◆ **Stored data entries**
########
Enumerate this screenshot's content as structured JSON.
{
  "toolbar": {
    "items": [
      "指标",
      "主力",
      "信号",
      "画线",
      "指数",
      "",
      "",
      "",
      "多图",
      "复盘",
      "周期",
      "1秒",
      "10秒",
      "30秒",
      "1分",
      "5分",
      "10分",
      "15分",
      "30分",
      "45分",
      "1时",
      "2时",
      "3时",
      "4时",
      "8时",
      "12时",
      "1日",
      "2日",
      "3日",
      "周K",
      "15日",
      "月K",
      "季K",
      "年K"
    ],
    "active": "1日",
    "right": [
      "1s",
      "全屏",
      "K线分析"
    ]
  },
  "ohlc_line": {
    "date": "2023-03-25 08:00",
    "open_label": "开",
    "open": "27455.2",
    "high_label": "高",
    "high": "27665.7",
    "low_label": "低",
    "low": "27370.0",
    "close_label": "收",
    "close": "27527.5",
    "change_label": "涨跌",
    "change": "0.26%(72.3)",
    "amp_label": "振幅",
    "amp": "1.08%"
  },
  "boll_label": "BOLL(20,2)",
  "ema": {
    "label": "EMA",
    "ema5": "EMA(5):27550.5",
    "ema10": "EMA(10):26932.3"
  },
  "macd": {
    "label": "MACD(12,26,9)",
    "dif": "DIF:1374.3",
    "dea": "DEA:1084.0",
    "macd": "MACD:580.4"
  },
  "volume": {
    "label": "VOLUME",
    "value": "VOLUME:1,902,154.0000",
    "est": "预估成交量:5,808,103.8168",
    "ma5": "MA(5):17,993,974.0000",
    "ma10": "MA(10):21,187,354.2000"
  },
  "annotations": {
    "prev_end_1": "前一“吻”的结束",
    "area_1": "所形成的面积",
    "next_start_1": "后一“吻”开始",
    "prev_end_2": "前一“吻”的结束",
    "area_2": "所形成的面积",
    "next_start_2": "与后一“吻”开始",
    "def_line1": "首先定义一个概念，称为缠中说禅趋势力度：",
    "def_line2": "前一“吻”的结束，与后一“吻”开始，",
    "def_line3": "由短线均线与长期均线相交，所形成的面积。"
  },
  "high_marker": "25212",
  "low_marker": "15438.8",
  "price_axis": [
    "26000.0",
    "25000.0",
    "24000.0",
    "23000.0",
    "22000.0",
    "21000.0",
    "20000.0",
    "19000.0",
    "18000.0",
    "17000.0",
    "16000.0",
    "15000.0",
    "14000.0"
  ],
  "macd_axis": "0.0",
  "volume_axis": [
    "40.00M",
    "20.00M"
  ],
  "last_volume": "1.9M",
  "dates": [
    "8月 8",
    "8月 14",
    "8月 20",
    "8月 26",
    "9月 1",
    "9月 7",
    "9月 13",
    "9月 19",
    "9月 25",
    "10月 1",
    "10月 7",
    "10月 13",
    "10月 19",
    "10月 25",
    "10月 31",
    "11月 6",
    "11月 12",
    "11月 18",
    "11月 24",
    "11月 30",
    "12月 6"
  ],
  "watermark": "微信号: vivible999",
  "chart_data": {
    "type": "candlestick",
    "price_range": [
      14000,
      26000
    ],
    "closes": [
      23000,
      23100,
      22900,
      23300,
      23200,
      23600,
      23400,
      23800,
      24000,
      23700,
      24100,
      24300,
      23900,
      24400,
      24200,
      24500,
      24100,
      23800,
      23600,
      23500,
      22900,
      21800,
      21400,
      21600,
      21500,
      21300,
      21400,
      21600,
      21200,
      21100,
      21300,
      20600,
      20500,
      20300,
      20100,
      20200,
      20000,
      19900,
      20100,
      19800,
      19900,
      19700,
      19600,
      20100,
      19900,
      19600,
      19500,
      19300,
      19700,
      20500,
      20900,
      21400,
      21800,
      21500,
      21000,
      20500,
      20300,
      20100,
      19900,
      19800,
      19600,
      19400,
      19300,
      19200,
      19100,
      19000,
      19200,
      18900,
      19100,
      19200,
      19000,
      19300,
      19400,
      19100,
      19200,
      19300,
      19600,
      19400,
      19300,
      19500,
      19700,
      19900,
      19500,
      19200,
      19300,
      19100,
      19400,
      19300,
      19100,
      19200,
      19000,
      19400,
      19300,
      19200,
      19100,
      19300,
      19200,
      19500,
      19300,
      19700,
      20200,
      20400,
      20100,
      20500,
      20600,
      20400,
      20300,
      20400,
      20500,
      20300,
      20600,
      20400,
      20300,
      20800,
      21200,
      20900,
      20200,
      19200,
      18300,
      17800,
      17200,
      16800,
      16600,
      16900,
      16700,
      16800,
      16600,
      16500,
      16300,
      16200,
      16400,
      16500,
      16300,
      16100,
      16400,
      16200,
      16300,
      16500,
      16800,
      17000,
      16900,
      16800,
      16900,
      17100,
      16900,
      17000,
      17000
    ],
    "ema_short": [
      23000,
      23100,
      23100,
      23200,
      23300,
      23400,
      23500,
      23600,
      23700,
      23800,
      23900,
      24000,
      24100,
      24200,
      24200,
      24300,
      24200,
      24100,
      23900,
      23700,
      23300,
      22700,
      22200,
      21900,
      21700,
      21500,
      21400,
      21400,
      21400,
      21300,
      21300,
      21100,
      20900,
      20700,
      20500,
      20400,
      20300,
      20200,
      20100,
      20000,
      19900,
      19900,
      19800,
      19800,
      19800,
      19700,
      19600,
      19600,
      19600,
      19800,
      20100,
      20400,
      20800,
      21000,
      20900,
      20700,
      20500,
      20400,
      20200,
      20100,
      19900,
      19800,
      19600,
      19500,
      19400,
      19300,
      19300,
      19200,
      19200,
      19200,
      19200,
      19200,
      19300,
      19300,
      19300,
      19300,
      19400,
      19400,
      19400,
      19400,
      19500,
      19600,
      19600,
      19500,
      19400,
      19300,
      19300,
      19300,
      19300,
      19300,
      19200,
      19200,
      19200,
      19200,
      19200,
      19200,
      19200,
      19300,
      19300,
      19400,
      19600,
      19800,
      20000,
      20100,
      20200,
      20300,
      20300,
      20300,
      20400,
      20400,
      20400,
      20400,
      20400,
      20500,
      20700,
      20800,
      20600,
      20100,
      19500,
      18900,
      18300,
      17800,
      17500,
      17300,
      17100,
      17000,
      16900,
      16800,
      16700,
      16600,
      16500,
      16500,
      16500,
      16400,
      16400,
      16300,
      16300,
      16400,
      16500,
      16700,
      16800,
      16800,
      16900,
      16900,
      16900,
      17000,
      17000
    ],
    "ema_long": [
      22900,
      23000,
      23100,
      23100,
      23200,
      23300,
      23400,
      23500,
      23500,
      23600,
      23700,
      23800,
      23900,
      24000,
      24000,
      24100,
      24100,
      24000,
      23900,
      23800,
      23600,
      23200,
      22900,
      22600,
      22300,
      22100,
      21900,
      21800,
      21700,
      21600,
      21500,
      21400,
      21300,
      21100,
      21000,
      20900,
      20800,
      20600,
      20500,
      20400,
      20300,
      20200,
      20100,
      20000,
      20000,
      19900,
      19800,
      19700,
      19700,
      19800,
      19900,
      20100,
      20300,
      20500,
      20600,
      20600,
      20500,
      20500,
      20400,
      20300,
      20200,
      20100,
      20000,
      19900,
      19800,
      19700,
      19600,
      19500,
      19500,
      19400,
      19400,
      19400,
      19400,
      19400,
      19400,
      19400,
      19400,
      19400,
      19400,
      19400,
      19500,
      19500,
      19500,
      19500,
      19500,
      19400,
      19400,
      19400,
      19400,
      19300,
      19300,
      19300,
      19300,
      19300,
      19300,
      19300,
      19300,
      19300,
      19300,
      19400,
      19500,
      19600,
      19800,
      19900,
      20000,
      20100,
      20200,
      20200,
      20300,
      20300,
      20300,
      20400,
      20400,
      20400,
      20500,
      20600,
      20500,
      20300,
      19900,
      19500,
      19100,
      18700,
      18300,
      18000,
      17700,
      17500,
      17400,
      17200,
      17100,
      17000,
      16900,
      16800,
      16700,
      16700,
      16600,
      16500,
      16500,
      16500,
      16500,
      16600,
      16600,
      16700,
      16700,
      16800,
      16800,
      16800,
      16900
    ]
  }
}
########
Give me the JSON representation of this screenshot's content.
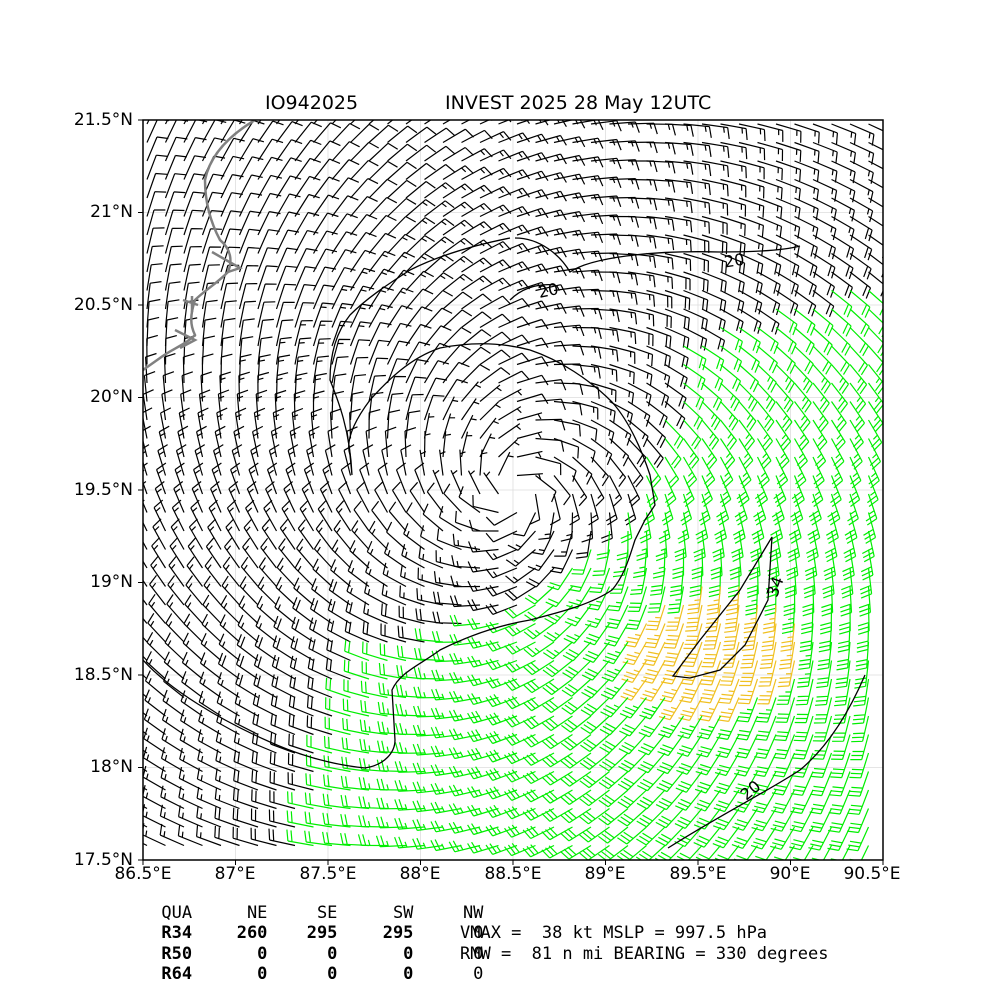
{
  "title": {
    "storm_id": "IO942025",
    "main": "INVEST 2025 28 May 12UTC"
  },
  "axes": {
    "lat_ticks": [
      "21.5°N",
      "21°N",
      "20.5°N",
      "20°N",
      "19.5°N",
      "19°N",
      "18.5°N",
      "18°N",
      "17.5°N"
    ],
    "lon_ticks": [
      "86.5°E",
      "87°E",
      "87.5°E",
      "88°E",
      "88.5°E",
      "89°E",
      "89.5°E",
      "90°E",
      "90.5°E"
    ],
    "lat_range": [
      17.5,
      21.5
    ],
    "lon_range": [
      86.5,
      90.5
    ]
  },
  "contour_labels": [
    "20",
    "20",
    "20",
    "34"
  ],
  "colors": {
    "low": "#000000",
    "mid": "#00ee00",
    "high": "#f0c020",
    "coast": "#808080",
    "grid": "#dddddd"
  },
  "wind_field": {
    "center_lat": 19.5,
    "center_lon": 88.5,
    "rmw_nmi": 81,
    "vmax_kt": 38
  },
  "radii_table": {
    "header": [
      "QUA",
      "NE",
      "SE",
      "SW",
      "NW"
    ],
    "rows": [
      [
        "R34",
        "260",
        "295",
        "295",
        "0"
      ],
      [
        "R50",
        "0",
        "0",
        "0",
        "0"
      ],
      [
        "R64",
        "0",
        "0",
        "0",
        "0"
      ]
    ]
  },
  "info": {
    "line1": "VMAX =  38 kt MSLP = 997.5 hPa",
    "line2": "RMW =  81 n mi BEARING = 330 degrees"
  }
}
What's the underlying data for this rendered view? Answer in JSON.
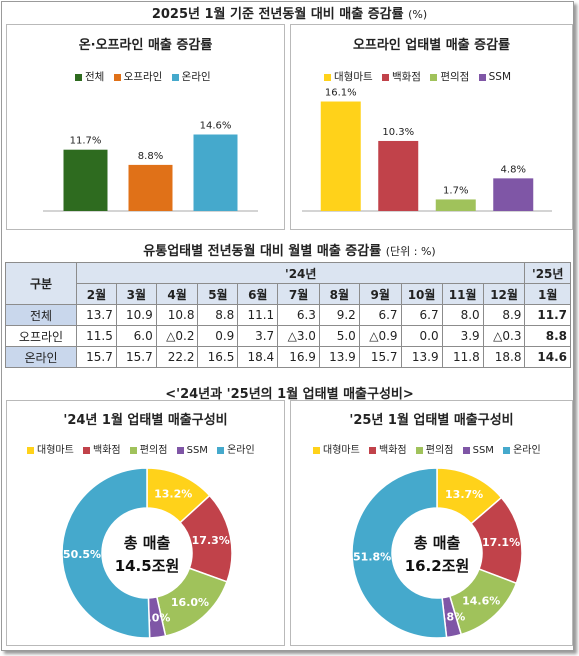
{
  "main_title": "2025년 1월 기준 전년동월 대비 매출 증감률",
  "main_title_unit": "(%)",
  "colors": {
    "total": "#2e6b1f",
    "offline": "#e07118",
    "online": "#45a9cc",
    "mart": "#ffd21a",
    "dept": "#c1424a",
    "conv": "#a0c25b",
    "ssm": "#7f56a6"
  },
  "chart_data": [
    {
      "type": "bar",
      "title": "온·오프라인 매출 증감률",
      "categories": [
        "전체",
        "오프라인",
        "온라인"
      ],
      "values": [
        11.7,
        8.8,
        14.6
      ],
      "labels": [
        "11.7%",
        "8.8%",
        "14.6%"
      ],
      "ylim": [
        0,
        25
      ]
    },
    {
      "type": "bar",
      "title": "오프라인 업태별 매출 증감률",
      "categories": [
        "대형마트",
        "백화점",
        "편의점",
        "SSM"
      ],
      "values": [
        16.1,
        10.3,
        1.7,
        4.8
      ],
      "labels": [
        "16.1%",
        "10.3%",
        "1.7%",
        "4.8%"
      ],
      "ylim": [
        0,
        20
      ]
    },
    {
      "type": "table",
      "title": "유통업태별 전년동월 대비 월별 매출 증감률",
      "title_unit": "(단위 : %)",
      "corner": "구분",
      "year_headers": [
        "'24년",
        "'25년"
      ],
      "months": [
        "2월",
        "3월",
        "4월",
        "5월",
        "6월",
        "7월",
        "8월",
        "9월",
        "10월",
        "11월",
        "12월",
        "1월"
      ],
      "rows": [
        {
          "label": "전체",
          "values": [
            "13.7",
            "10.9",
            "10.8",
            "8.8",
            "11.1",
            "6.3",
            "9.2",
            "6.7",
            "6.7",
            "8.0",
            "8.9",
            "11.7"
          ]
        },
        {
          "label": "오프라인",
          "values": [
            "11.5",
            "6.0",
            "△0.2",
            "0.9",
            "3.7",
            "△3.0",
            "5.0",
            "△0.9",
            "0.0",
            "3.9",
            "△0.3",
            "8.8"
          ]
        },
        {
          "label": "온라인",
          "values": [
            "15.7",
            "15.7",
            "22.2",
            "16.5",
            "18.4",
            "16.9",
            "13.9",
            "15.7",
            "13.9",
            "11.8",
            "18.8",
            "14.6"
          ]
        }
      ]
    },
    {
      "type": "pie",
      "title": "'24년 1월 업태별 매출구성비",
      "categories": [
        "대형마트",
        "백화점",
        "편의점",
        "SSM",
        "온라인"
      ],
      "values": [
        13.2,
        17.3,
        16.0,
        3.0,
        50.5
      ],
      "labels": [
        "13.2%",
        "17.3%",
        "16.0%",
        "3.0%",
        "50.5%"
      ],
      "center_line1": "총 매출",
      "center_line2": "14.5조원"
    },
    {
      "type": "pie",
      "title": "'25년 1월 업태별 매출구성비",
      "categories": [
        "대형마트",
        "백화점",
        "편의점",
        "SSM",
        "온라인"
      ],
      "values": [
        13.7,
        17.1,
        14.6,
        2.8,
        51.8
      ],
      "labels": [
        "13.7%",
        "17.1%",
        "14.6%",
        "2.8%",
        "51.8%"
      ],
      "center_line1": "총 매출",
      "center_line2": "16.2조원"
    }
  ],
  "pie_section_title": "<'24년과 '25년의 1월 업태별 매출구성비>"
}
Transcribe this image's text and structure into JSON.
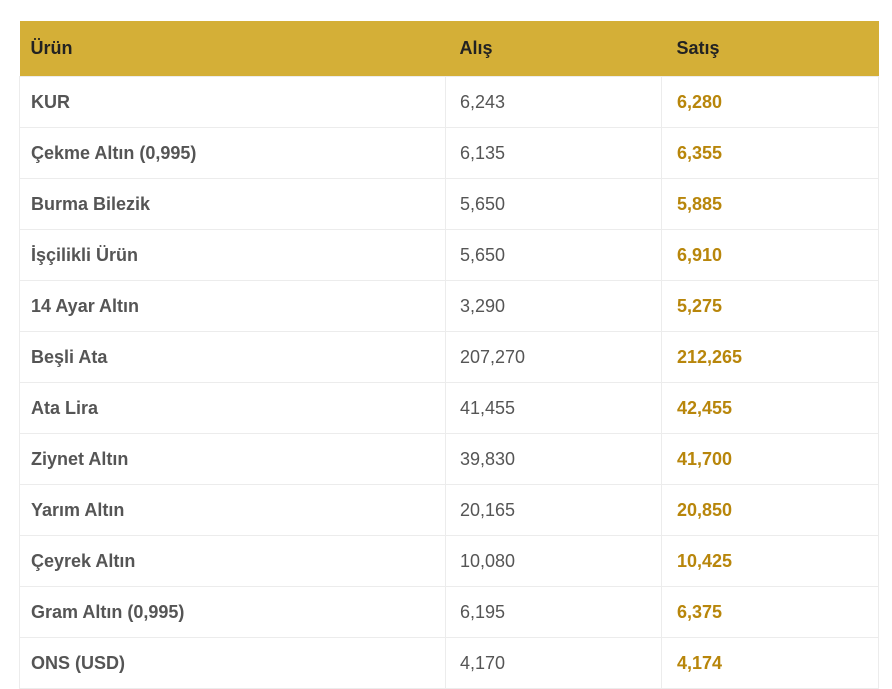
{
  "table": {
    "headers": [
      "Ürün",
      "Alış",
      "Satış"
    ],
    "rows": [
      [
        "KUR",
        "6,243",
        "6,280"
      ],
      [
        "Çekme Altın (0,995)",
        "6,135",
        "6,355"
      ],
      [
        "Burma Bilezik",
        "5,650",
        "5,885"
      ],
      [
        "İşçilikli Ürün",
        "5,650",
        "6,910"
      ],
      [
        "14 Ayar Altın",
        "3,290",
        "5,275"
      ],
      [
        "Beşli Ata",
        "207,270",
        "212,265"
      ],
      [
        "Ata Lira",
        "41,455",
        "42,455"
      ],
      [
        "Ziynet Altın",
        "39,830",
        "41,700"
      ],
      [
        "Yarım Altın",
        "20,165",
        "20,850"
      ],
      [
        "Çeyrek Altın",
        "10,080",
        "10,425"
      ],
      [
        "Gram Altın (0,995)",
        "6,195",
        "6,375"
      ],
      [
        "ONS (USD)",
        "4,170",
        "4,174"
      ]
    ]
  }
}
########
From the data, list each line in which the string "this" appears.

Enumerate this screenshot's content as structured JSON.
Give me the JSON representation of this screenshot's content.
What's the underlying data for this rendered view? Answer in JSON.
Transcribe this image's text and structure into JSON.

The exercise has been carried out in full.